Start

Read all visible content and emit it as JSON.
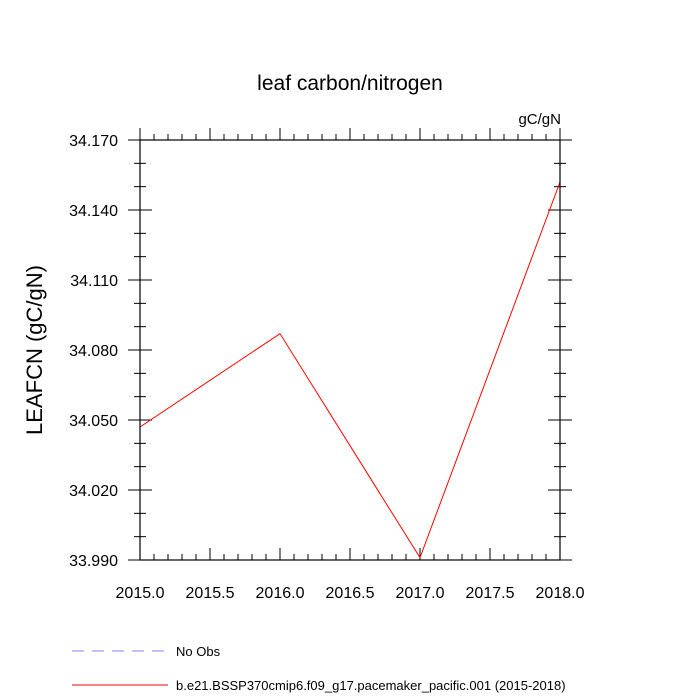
{
  "chart_data": {
    "type": "line",
    "title": "leaf carbon/nitrogen",
    "units": "gC/gN",
    "xlabel": "",
    "ylabel": "LEAFCN  (gC/gN)",
    "xlim": [
      2015.0,
      2018.0
    ],
    "ylim": [
      33.99,
      34.17
    ],
    "x_ticks": [
      2015.0,
      2015.5,
      2016.0,
      2016.5,
      2017.0,
      2017.5,
      2018.0
    ],
    "x_tick_labels": [
      "2015.0",
      "2015.5",
      "2016.0",
      "2016.5",
      "2017.0",
      "2017.5",
      "2018.0"
    ],
    "y_ticks": [
      33.99,
      34.02,
      34.05,
      34.08,
      34.11,
      34.14,
      34.17
    ],
    "y_tick_labels": [
      "33.990",
      "34.020",
      "34.050",
      "34.080",
      "34.110",
      "34.140",
      "34.170"
    ],
    "grid": false,
    "legend_position": "bottom",
    "series": [
      {
        "name": "b.e21.BSSP370cmip6.f09_g17.pacemaker_pacific.001 (2015-2018)",
        "color": "#ff0000",
        "dash": "solid",
        "x": [
          2015.0,
          2016.0,
          2017.0,
          2018.0
        ],
        "values": [
          34.047,
          34.087,
          33.991,
          34.152
        ]
      }
    ],
    "legend": [
      {
        "label": "No Obs",
        "color": "#8080ff",
        "dash": "dashed"
      },
      {
        "label": "b.e21.BSSP370cmip6.f09_g17.pacemaker_pacific.001 (2015-2018)",
        "color": "#ff0000",
        "dash": "solid"
      }
    ]
  }
}
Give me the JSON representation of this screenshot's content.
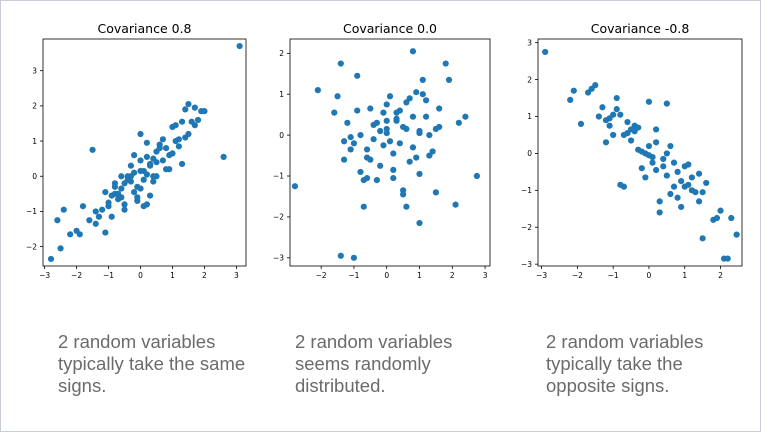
{
  "slide": {
    "captions": [
      "2 random variables typically take the same signs.",
      "2 random variables seems randomly distributed.",
      "2 random variables typically take the opposite signs."
    ]
  },
  "chart_data": [
    {
      "type": "scatter",
      "title": "Covariance 0.8",
      "xlabel": "",
      "ylabel": "",
      "xlim": [
        -3.05,
        3.3
      ],
      "ylim": [
        -2.55,
        3.9
      ],
      "xticks": [
        -3,
        -2,
        -1,
        0,
        1,
        2,
        3
      ],
      "yticks": [
        -2,
        -1,
        0,
        1,
        2,
        3
      ],
      "color": "#1f77b4",
      "series": [
        {
          "name": "samples",
          "x": [
            -2.8,
            -2.5,
            -2.6,
            -2.4,
            -2.2,
            -1.9,
            -2.0,
            -1.8,
            -1.6,
            -1.4,
            -1.5,
            -1.3,
            -1.2,
            -1.1,
            -1.0,
            -0.9,
            -0.8,
            -0.9,
            -0.7,
            -0.6,
            -0.5,
            -0.4,
            -0.3,
            -0.2,
            -0.1,
            0.0,
            0.1,
            0.2,
            0.3,
            0.4,
            0.5,
            0.6,
            0.7,
            0.8,
            0.9,
            1.0,
            1.1,
            1.2,
            1.3,
            1.4,
            1.5,
            1.6,
            1.7,
            1.8,
            1.9,
            2.0,
            2.6,
            3.1,
            -1.4,
            -0.8,
            -0.6,
            -0.3,
            -0.2,
            0.0,
            0.1,
            0.2,
            0.3,
            0.5,
            0.8,
            1.0,
            -0.5,
            -0.4,
            -0.1,
            0.2,
            0.4,
            0.6,
            0.9,
            1.1,
            1.3,
            1.5,
            -1.1,
            -1.0,
            -0.7,
            -0.5,
            0.0,
            0.3,
            0.7,
            1.2,
            1.7,
            -0.2,
            0.1,
            -0.3,
            0.4,
            -0.6,
            0.0,
            0.5,
            -0.8,
            1.4,
            0.2,
            -0.1
          ],
          "y": [
            -2.35,
            -2.05,
            -1.25,
            -0.95,
            -1.65,
            -1.65,
            -1.55,
            -0.85,
            -1.25,
            -1.35,
            0.75,
            -1.15,
            -0.95,
            -1.6,
            -0.85,
            -0.55,
            -0.2,
            -1.15,
            -0.65,
            -0.35,
            -0.8,
            -0.1,
            0.0,
            -0.45,
            -0.3,
            0.45,
            0.15,
            0.55,
            0.3,
            0.0,
            0.7,
            0.9,
            1.05,
            0.8,
            0.2,
            1.4,
            1.45,
            1.05,
            1.55,
            1.9,
            2.05,
            1.55,
            1.95,
            1.6,
            1.85,
            1.85,
            0.55,
            3.7,
            -1.0,
            -0.5,
            -0.6,
            -0.15,
            0.1,
            -0.35,
            -0.1,
            0.05,
            0.35,
            0.4,
            0.2,
            0.65,
            -0.95,
            0.0,
            -0.7,
            -0.8,
            0.5,
            0.8,
            0.6,
            1.0,
            0.35,
            1.2,
            -0.45,
            -0.75,
            -0.5,
            -0.2,
            0.15,
            -0.55,
            0.45,
            0.85,
            1.45,
            0.6,
            -0.85,
            0.3,
            -0.15,
            0.0,
            1.2,
            0.0,
            -0.3,
            1.1,
            0.95,
            -0.6
          ]
        }
      ]
    },
    {
      "type": "scatter",
      "title": "Covariance 0.0",
      "xlabel": "",
      "ylabel": "",
      "xlim": [
        -2.95,
        3.15
      ],
      "ylim": [
        -3.2,
        2.35
      ],
      "xticks": [
        -2,
        -1,
        0,
        1,
        2,
        3
      ],
      "yticks": [
        -3,
        -2,
        -1,
        0,
        1,
        2
      ],
      "color": "#1f77b4",
      "series": [
        {
          "name": "samples",
          "x": [
            -2.8,
            -2.1,
            -1.6,
            -1.5,
            -1.3,
            -1.4,
            -1.0,
            -1.3,
            -1.1,
            -0.9,
            -0.8,
            -0.7,
            -0.6,
            -0.5,
            -0.4,
            -0.3,
            -0.2,
            -0.1,
            0.0,
            0.1,
            0.2,
            0.3,
            0.4,
            0.5,
            0.6,
            0.7,
            0.8,
            0.9,
            1.0,
            1.1,
            1.2,
            1.3,
            1.4,
            1.5,
            1.6,
            1.8,
            2.1,
            2.4,
            2.75,
            -1.4,
            -1.0,
            -0.8,
            -0.5,
            -0.3,
            0.0,
            0.2,
            0.5,
            0.8,
            1.0,
            1.2,
            -0.9,
            -0.6,
            -0.2,
            0.1,
            0.3,
            0.6,
            0.9,
            1.1,
            1.5,
            2.2,
            -1.2,
            -0.7,
            0.0,
            0.4,
            0.7,
            1.0,
            1.3,
            -0.4,
            0.2,
            0.5,
            -1.1,
            0.8,
            1.6,
            0.0,
            -0.6,
            0.3,
            1.9,
            -0.1,
            0.6,
            1.0
          ],
          "y": [
            -1.25,
            1.1,
            0.55,
            0.95,
            -0.15,
            -2.95,
            -3.0,
            -0.6,
            -0.35,
            1.45,
            -0.9,
            -1.75,
            -0.55,
            0.65,
            -0.1,
            0.3,
            0.1,
            -0.25,
            0.75,
            0.95,
            -0.45,
            0.35,
            0.6,
            -1.35,
            0.15,
            -0.65,
            2.05,
            1.05,
            0.1,
            1.0,
            0.45,
            0.0,
            -0.4,
            0.15,
            0.65,
            1.75,
            -1.7,
            0.45,
            -1.0,
            1.75,
            -0.2,
            0.0,
            -0.6,
            -1.1,
            0.35,
            -0.85,
            0.2,
            -0.3,
            -2.15,
            0.85,
            0.6,
            -0.35,
            -0.75,
            -0.15,
            0.55,
            0.8,
            -0.55,
            1.35,
            -1.4,
            0.3,
            0.3,
            -1.1,
            0.15,
            -0.2,
            0.9,
            0.05,
            -0.5,
            0.25,
            -1.05,
            -1.45,
            -0.05,
            0.45,
            0.2,
            0.05,
            -1.05,
            0.4,
            1.35,
            0.55,
            -1.75,
            -0.95
          ]
        }
      ]
    },
    {
      "type": "scatter",
      "title": "Covariance -0.8",
      "xlabel": "",
      "ylabel": "",
      "xlim": [
        -3.1,
        2.6
      ],
      "ylim": [
        -3.05,
        3.1
      ],
      "xticks": [
        -3,
        -2,
        -1,
        0,
        1,
        2
      ],
      "yticks": [
        -3,
        -2,
        -1,
        0,
        1,
        2,
        3
      ],
      "color": "#1f77b4",
      "series": [
        {
          "name": "samples",
          "x": [
            -2.9,
            -2.2,
            -2.1,
            -1.9,
            -1.6,
            -1.5,
            -1.4,
            -1.3,
            -1.2,
            -1.1,
            -1.0,
            -0.9,
            -0.8,
            -0.7,
            -0.6,
            -0.5,
            -0.4,
            -0.3,
            -0.2,
            -0.1,
            0.0,
            0.1,
            0.2,
            0.3,
            0.4,
            0.5,
            0.6,
            0.7,
            0.8,
            0.9,
            1.0,
            1.1,
            1.2,
            1.3,
            1.4,
            1.5,
            1.6,
            1.8,
            2.0,
            2.3,
            2.45,
            -1.7,
            -1.2,
            -0.9,
            -0.6,
            -0.4,
            -0.2,
            0.0,
            0.2,
            0.5,
            0.8,
            1.1,
            1.4,
            -1.0,
            -0.7,
            -0.3,
            0.1,
            0.3,
            0.6,
            0.9,
            1.2,
            1.5,
            1.9,
            2.1,
            2.2,
            -0.5,
            0.0,
            0.4,
            -0.8,
            0.7,
            1.0,
            -1.1,
            0.2,
            -0.1,
            0.5
          ],
          "y": [
            2.75,
            1.45,
            1.7,
            0.8,
            1.75,
            1.85,
            1.0,
            1.25,
            0.9,
            0.75,
            0.5,
            1.2,
            1.05,
            -0.9,
            0.55,
            0.35,
            0.75,
            0.1,
            -0.4,
            0.0,
            1.4,
            -0.1,
            0.3,
            -1.6,
            -0.35,
            1.35,
            -1.1,
            -0.25,
            -0.5,
            -0.75,
            -0.9,
            -0.3,
            -1.0,
            -1.05,
            -0.55,
            -2.3,
            -0.8,
            -1.8,
            -1.55,
            -1.75,
            -2.2,
            1.65,
            0.3,
            1.5,
            0.85,
            0.6,
            0.05,
            -0.05,
            -0.45,
            -0.6,
            -1.2,
            -0.85,
            -1.3,
            1.05,
            0.5,
            0.7,
            -0.25,
            -1.3,
            0.2,
            -1.45,
            -0.65,
            -1.05,
            -1.75,
            -2.85,
            -2.85,
            0.65,
            0.2,
            -0.15,
            -0.85,
            -0.9,
            -0.35,
            0.95,
            0.65,
            -0.65,
            0.0
          ]
        }
      ]
    }
  ]
}
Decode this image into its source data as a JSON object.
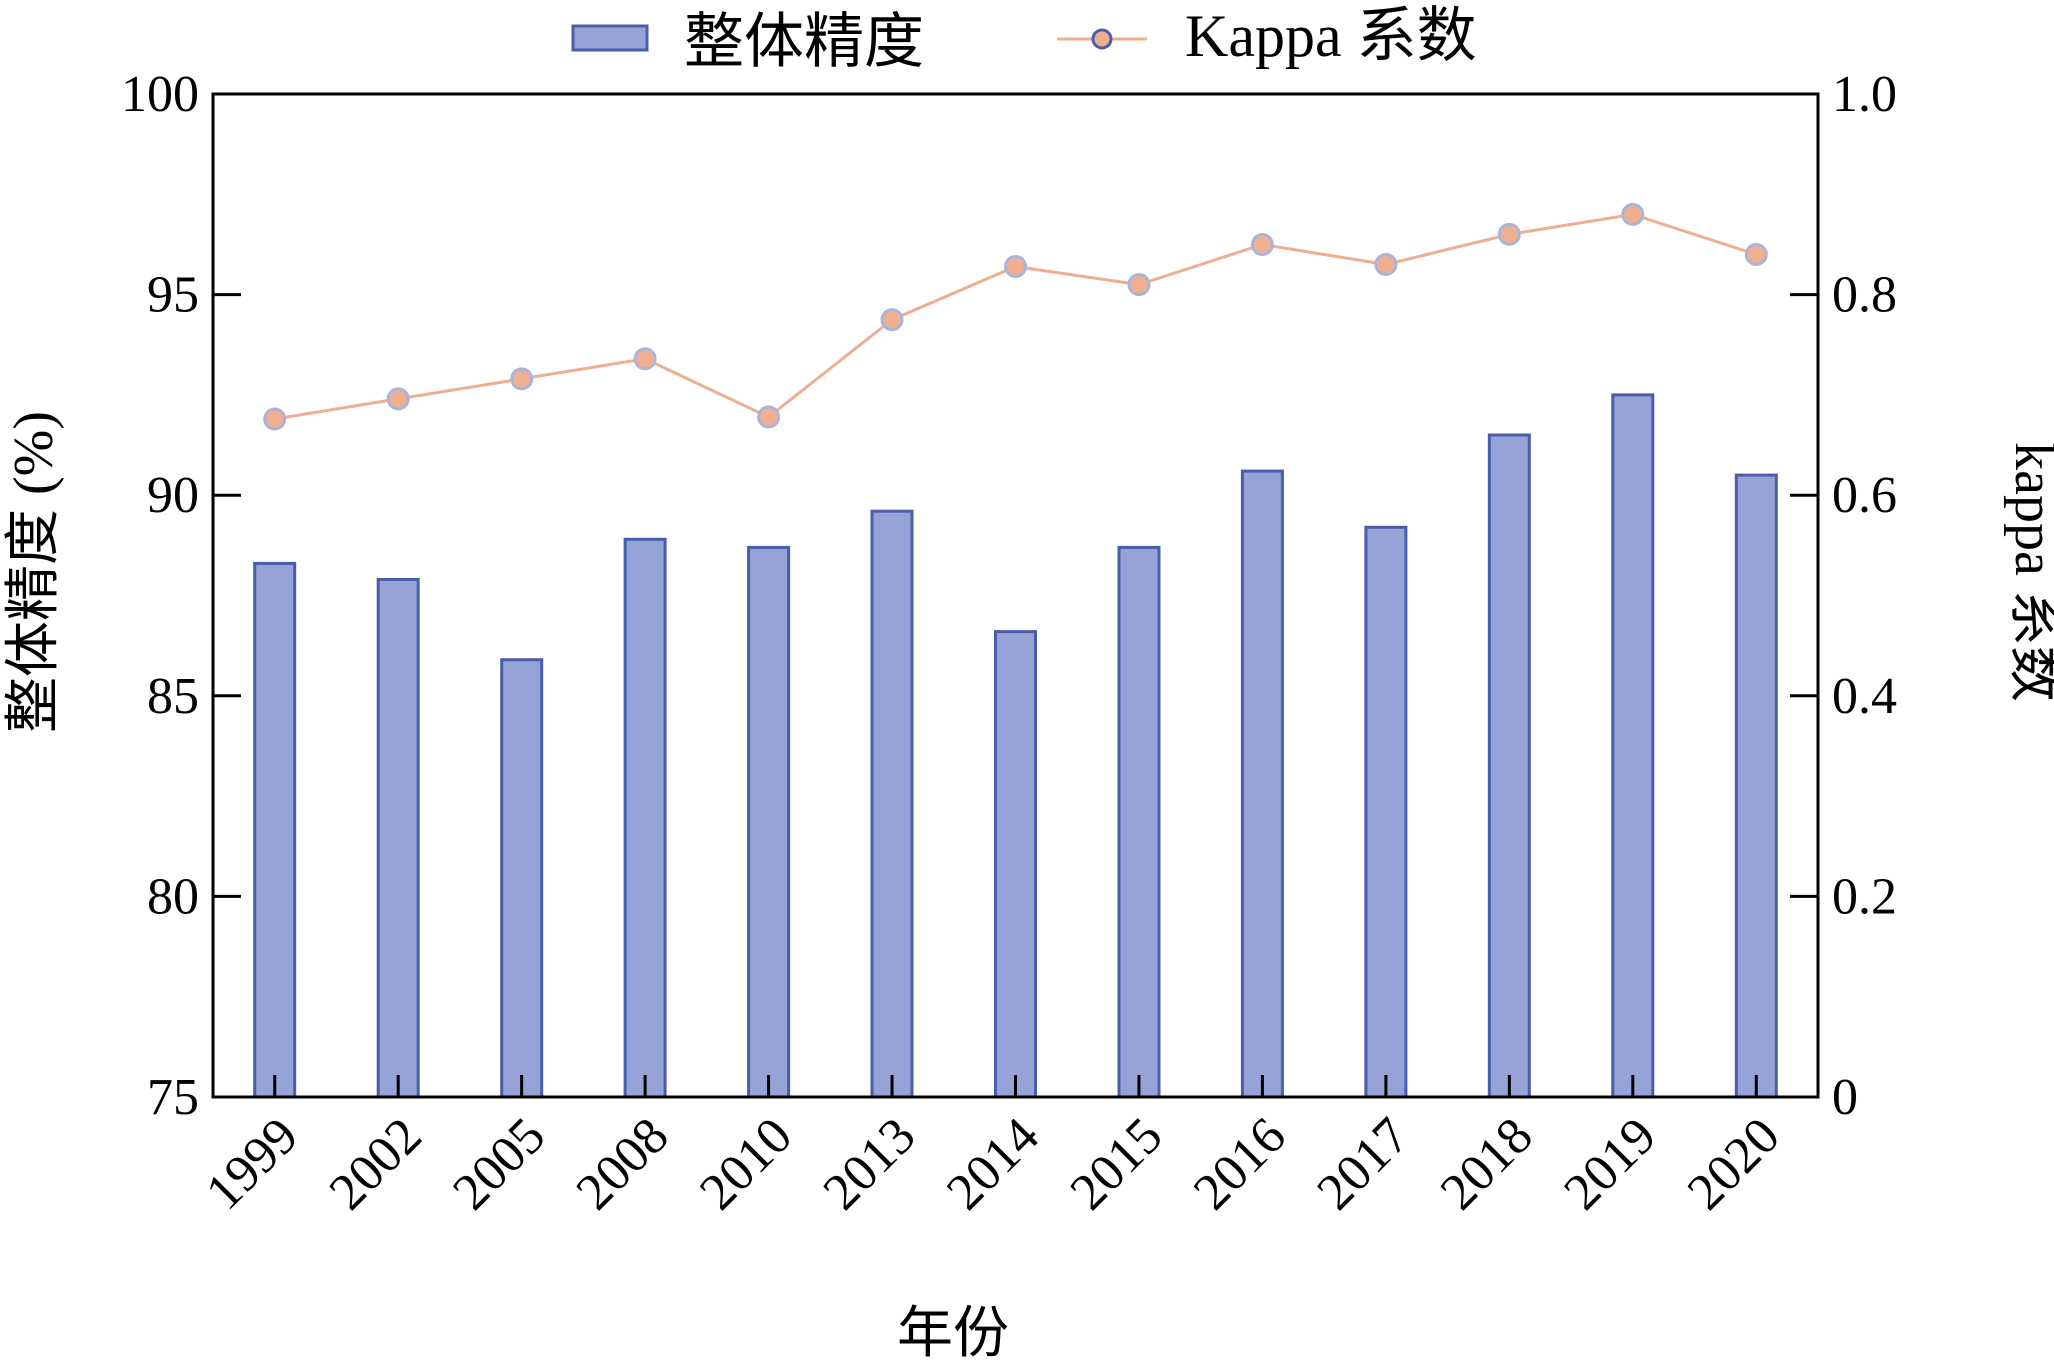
{
  "chart_data": {
    "type": "bar",
    "categories": [
      "1999",
      "2002",
      "2005",
      "2008",
      "2010",
      "2013",
      "2014",
      "2015",
      "2016",
      "2017",
      "2018",
      "2019",
      "2020"
    ],
    "series": [
      {
        "name": "整体精度",
        "type": "bar",
        "axis": "left",
        "values": [
          88.3,
          87.9,
          85.9,
          88.9,
          88.7,
          89.6,
          86.6,
          88.7,
          90.6,
          89.2,
          91.5,
          92.5,
          90.5
        ],
        "fill_color": "#96a3d6",
        "stroke_color": "#4a5dab"
      },
      {
        "name": "Kappa 系数",
        "type": "line",
        "axis": "right",
        "values": [
          0.676,
          0.696,
          0.716,
          0.736,
          0.678,
          0.775,
          0.828,
          0.81,
          0.85,
          0.83,
          0.86,
          0.88,
          0.84
        ],
        "line_color": "#eeae90",
        "marker_fill": "#f0b090",
        "marker_stroke": "#a9b4de"
      }
    ],
    "xlabel": "年份",
    "ylabel": "整体精度 (%)",
    "y2label": "kappa 系数",
    "ylim": [
      75,
      100
    ],
    "y2lim": [
      0,
      1.0
    ],
    "yticks": [
      "75",
      "80",
      "85",
      "90",
      "95",
      "100"
    ],
    "y2ticks": [
      "0",
      "0.2",
      "0.4",
      "0.6",
      "0.8",
      "1.0"
    ],
    "legend_position": "top-center",
    "grid": false
  }
}
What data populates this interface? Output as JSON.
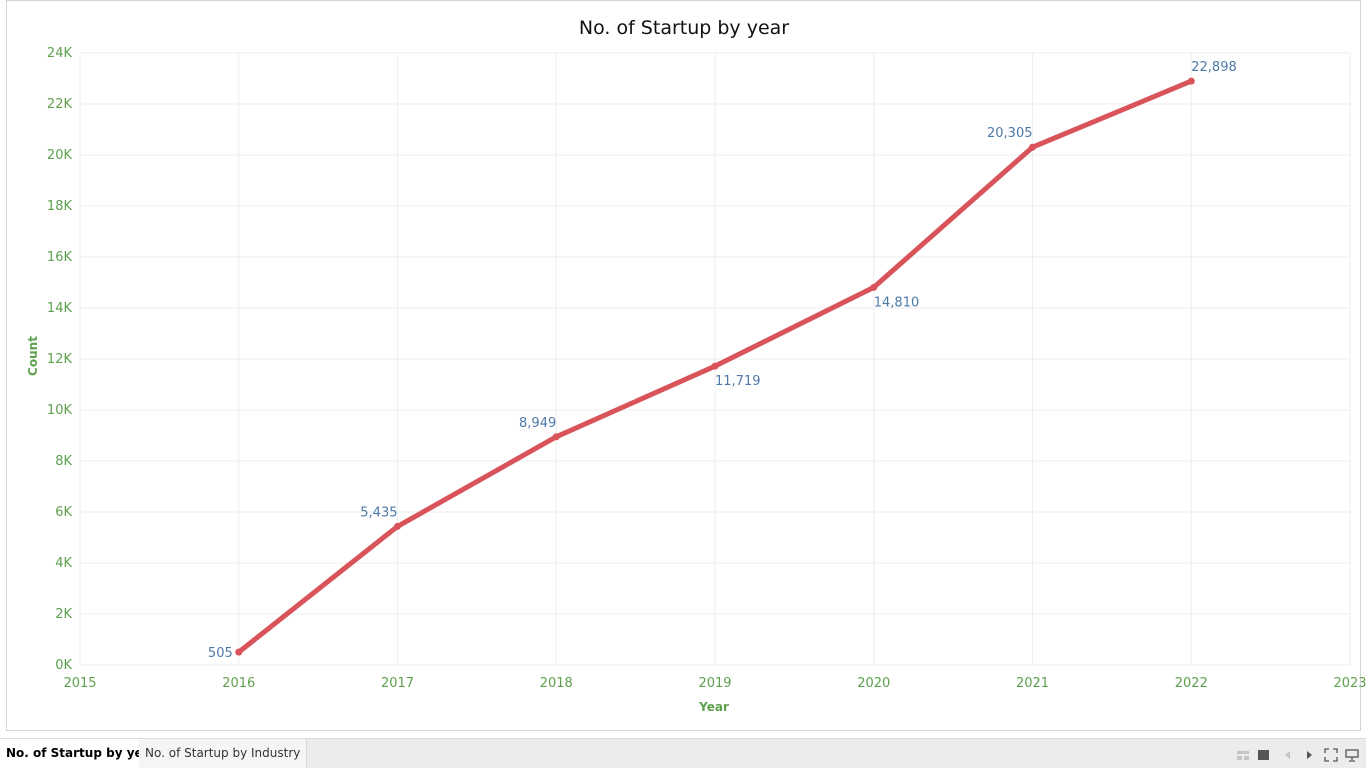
{
  "tabs": [
    {
      "label": "No. of Startup by year",
      "active": true
    },
    {
      "label": "No. of Startup by Industry",
      "active": false
    }
  ],
  "controls": [
    "grid-view-icon",
    "single-view-icon",
    "prev-icon",
    "next-icon",
    "fullscreen-icon",
    "present-icon"
  ],
  "colors": {
    "line": "#d9545a",
    "axis_text": "#5ea04e",
    "data_label": "#4e79a7",
    "grid": "#eeeeee",
    "title": "#111111"
  },
  "chart_data": {
    "type": "line",
    "title": "No. of Startup by year",
    "xlabel": "Year",
    "ylabel": "Count",
    "x_ticks": [
      "2015",
      "2016",
      "2017",
      "2018",
      "2019",
      "2020",
      "2021",
      "2022",
      "2023"
    ],
    "xlim": [
      2015,
      2023
    ],
    "y_ticks": [
      "0K",
      "2K",
      "4K",
      "6K",
      "8K",
      "10K",
      "12K",
      "14K",
      "16K",
      "18K",
      "20K",
      "22K",
      "24K"
    ],
    "ylim": [
      0,
      24000
    ],
    "grid": true,
    "series": [
      {
        "points": [
          {
            "x": 2016,
            "y": 505,
            "label": "505",
            "label_pos": "left"
          },
          {
            "x": 2017,
            "y": 5435,
            "label": "5,435",
            "label_pos": "above-left"
          },
          {
            "x": 2018,
            "y": 8949,
            "label": "8,949",
            "label_pos": "above-left"
          },
          {
            "x": 2019,
            "y": 11719,
            "label": "11,719",
            "label_pos": "below-right"
          },
          {
            "x": 2020,
            "y": 14810,
            "label": "14,810",
            "label_pos": "below-right"
          },
          {
            "x": 2021,
            "y": 20305,
            "label": "20,305",
            "label_pos": "above-left"
          },
          {
            "x": 2022,
            "y": 22898,
            "label": "22,898",
            "label_pos": "above-right"
          }
        ]
      }
    ]
  }
}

End

Identify and copy all lines with the word "typically".

      "2 random variables typically take the same signs.",
      "2 random variables typically take the opposite signs."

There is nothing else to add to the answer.